--- begin Dataset ---

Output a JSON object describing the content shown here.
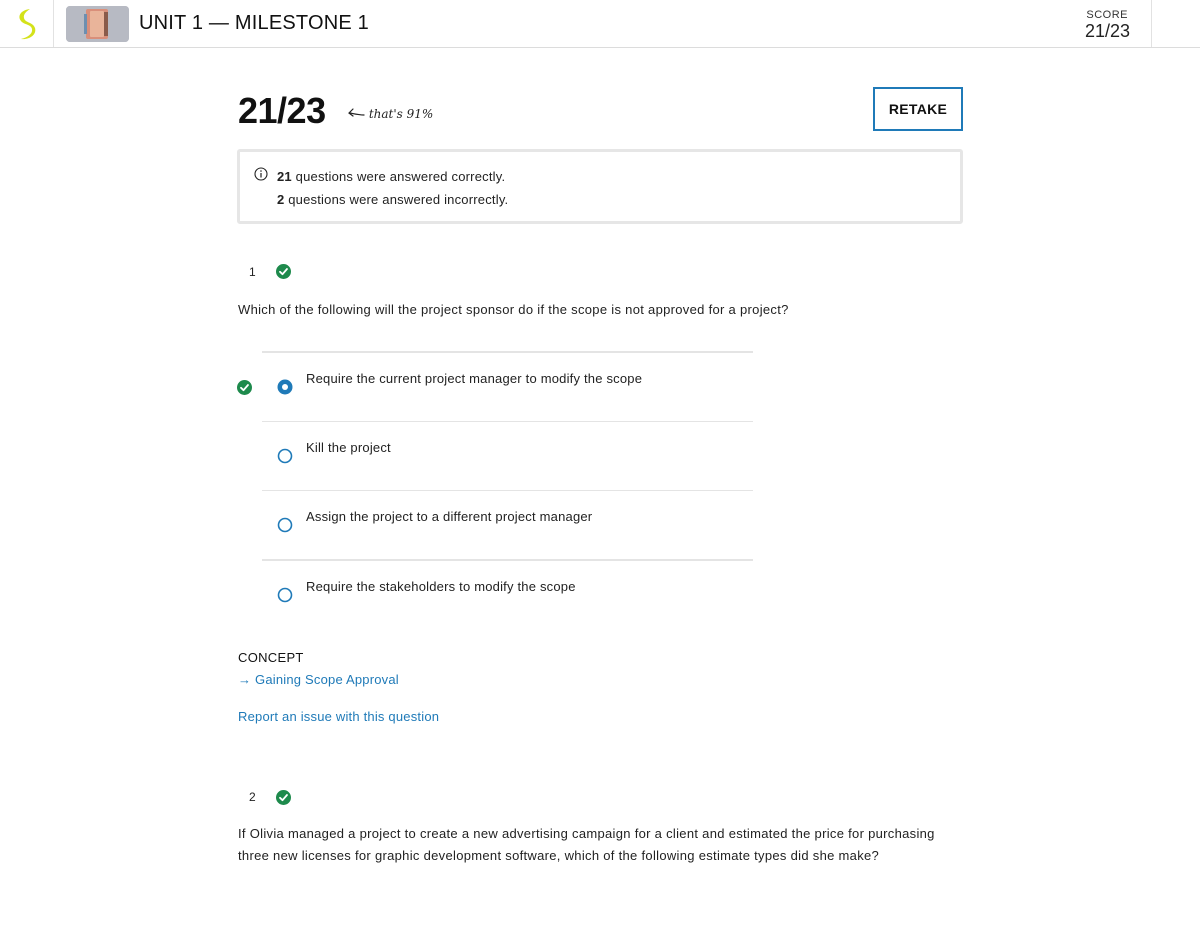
{
  "header": {
    "unit_title": "UNIT 1 — MILESTONE 1",
    "score_label": "SCORE",
    "score_value": "21/23"
  },
  "results": {
    "score": "21/23",
    "percent_note": "that's 91%",
    "retake_label": "RETAKE",
    "correct_count": "21",
    "correct_text": " questions were answered correctly.",
    "incorrect_count": "2",
    "incorrect_text": " questions were answered incorrectly."
  },
  "questions": [
    {
      "number": "1",
      "status": "correct",
      "text": "Which of the following will the project sponsor do if the scope is not approved for a project?",
      "options": [
        {
          "label": "Require the current project manager to modify the scope",
          "selected": true,
          "correct": true
        },
        {
          "label": "Kill the project",
          "selected": false,
          "correct": false
        },
        {
          "label": "Assign the project to a different project manager",
          "selected": false,
          "correct": false
        },
        {
          "label": "Require the stakeholders to modify the scope",
          "selected": false,
          "correct": false
        }
      ],
      "concept_label": "CONCEPT",
      "concept_link": "→ Gaining Scope Approval",
      "report_link": "Report an issue with this question"
    },
    {
      "number": "2",
      "status": "correct",
      "text": "If Olivia managed a project to create a new advertising campaign for a client and estimated the price for purchasing three new licenses for graphic development software, which of the following estimate types did she make?"
    }
  ],
  "colors": {
    "accent_blue": "#1f7ab8",
    "correct_green": "#1e8a4c",
    "logo_yellow": "#d4e21a"
  }
}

--- end Dataset ---

Without the pictures, extract every entry verbatim.

§ **In response**:
Output a JSON object describing the content shown here.
{
  "header": {
    "unit_title": "UNIT 1 — MILESTONE 1",
    "score_label": "SCORE",
    "score_value": "21/23"
  },
  "results": {
    "score": "21/23",
    "percent_note": "that's 91%",
    "retake_label": "RETAKE",
    "correct_count": "21",
    "correct_text": " questions were answered correctly.",
    "incorrect_count": "2",
    "incorrect_text": " questions were answered incorrectly."
  },
  "questions": [
    {
      "number": "1",
      "status": "correct",
      "text": "Which of the following will the project sponsor do if the scope is not approved for a project?",
      "options": [
        {
          "label": "Require the current project manager to modify the scope",
          "selected": true,
          "correct": true
        },
        {
          "label": "Kill the project",
          "selected": false,
          "correct": false
        },
        {
          "label": "Assign the project to a different project manager",
          "selected": false,
          "correct": false
        },
        {
          "label": "Require the stakeholders to modify the scope",
          "selected": false,
          "correct": false
        }
      ],
      "concept_label": "CONCEPT",
      "concept_link": "→ Gaining Scope Approval",
      "report_link": "Report an issue with this question"
    },
    {
      "number": "2",
      "status": "correct",
      "text": "If Olivia managed a project to create a new advertising campaign for a client and estimated the price for purchasing three new licenses for graphic development software, which of the following estimate types did she make?"
    }
  ],
  "colors": {
    "accent_blue": "#1f7ab8",
    "correct_green": "#1e8a4c",
    "logo_yellow": "#d4e21a"
  }
}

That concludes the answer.